Reproduce the rows from the very first one up to and including the line that contains "spectrogram-noise-blob <box>171 54", with "spectrogram-band-core" changed to "spectrogram-band-center" and everything else left as it is. Give only those rows.

SOURCE MATERIAL:
● ● ● ● ● ● ●

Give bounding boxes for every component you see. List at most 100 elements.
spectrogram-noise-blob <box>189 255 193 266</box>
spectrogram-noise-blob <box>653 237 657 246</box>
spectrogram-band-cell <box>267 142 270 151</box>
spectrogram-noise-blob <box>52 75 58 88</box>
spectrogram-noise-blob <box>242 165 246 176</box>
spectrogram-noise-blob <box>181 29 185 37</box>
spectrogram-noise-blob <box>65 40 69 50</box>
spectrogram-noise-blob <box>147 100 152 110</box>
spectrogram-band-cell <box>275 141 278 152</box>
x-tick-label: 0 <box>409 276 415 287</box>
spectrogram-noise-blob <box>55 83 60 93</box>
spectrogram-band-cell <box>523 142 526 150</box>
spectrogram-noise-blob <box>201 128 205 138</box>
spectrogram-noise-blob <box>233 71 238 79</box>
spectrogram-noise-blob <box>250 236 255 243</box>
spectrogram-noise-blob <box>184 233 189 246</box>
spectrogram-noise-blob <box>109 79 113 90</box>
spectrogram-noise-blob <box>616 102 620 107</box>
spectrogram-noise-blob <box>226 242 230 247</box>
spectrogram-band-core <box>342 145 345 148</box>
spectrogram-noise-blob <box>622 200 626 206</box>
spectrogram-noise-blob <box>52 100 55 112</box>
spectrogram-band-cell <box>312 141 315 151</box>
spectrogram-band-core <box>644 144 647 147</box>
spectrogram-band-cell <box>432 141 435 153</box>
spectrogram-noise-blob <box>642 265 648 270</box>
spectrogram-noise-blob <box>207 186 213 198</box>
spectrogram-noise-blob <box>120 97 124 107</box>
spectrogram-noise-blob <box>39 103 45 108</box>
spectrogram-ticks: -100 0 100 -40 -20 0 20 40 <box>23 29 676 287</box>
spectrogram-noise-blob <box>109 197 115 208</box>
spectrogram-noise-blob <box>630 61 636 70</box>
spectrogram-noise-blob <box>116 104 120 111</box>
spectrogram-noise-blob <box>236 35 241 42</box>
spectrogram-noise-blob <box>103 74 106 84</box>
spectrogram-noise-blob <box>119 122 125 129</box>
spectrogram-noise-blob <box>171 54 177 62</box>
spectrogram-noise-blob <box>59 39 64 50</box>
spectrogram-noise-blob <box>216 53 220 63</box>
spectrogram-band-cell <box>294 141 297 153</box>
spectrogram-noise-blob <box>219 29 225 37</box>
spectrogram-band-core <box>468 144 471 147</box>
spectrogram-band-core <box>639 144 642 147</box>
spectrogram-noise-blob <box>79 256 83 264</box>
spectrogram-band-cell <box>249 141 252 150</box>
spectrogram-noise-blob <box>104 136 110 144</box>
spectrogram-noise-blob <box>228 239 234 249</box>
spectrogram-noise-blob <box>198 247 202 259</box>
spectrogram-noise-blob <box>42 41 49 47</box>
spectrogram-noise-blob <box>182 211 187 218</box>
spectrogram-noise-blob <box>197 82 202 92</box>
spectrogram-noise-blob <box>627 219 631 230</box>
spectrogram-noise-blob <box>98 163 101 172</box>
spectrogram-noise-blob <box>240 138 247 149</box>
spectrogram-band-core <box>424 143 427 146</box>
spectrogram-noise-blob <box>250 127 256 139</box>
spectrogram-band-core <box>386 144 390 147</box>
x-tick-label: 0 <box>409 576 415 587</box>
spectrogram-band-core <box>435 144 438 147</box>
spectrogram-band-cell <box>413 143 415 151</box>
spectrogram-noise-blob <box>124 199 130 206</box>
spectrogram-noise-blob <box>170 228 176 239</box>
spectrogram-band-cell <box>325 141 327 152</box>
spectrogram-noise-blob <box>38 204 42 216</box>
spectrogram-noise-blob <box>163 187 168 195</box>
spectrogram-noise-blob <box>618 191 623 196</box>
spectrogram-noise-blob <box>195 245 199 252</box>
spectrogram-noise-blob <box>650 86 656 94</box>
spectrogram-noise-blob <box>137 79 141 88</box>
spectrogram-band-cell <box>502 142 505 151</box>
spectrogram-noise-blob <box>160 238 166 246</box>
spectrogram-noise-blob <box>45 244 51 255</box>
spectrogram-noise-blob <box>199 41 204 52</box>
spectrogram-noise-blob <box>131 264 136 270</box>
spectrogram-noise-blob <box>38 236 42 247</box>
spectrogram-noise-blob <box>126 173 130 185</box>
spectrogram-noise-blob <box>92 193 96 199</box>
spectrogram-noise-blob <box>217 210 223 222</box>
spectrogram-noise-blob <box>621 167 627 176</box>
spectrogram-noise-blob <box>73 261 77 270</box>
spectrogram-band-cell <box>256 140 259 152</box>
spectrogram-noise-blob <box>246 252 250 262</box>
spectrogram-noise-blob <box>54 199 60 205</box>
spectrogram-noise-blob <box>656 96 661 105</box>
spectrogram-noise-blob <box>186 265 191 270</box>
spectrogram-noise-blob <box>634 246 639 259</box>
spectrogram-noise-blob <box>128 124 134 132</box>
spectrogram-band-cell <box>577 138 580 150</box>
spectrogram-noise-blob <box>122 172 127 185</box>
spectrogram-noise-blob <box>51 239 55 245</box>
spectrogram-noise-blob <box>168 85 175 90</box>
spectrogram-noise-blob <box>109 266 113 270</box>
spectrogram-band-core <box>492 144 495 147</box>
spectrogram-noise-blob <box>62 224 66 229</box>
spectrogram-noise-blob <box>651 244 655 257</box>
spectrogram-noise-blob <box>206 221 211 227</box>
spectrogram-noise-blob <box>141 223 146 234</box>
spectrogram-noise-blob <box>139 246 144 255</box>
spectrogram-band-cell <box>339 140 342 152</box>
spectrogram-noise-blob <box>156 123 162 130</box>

● ● ● ● ● ● ●

TASK RESPONSE:
Give bounding boxes for every component you see. List at most 100 elements.
spectrogram-noise-blob <box>189 255 193 266</box>
spectrogram-noise-blob <box>653 237 657 246</box>
spectrogram-band-cell <box>267 142 270 151</box>
spectrogram-noise-blob <box>52 75 58 88</box>
spectrogram-noise-blob <box>242 165 246 176</box>
spectrogram-noise-blob <box>181 29 185 37</box>
spectrogram-noise-blob <box>65 40 69 50</box>
spectrogram-noise-blob <box>147 100 152 110</box>
spectrogram-band-cell <box>275 141 278 152</box>
x-tick-label: 0 <box>409 276 415 287</box>
spectrogram-noise-blob <box>55 83 60 93</box>
spectrogram-band-cell <box>523 142 526 150</box>
spectrogram-noise-blob <box>201 128 205 138</box>
spectrogram-noise-blob <box>233 71 238 79</box>
spectrogram-noise-blob <box>250 236 255 243</box>
spectrogram-noise-blob <box>184 233 189 246</box>
spectrogram-noise-blob <box>109 79 113 90</box>
spectrogram-noise-blob <box>616 102 620 107</box>
spectrogram-noise-blob <box>226 242 230 247</box>
spectrogram-band-center <box>342 145 345 148</box>
spectrogram-noise-blob <box>622 200 626 206</box>
spectrogram-noise-blob <box>52 100 55 112</box>
spectrogram-band-cell <box>312 141 315 151</box>
spectrogram-band-center <box>644 144 647 147</box>
spectrogram-band-cell <box>432 141 435 153</box>
spectrogram-noise-blob <box>642 265 648 270</box>
spectrogram-noise-blob <box>207 186 213 198</box>
spectrogram-noise-blob <box>120 97 124 107</box>
spectrogram-noise-blob <box>39 103 45 108</box>
spectrogram-ticks: -100 0 100 -40 -20 0 20 40 <box>23 29 676 287</box>
spectrogram-noise-blob <box>109 197 115 208</box>
spectrogram-noise-blob <box>630 61 636 70</box>
spectrogram-noise-blob <box>116 104 120 111</box>
spectrogram-noise-blob <box>236 35 241 42</box>
spectrogram-noise-blob <box>103 74 106 84</box>
spectrogram-noise-blob <box>119 122 125 129</box>
spectrogram-noise-blob <box>171 54 177 62</box>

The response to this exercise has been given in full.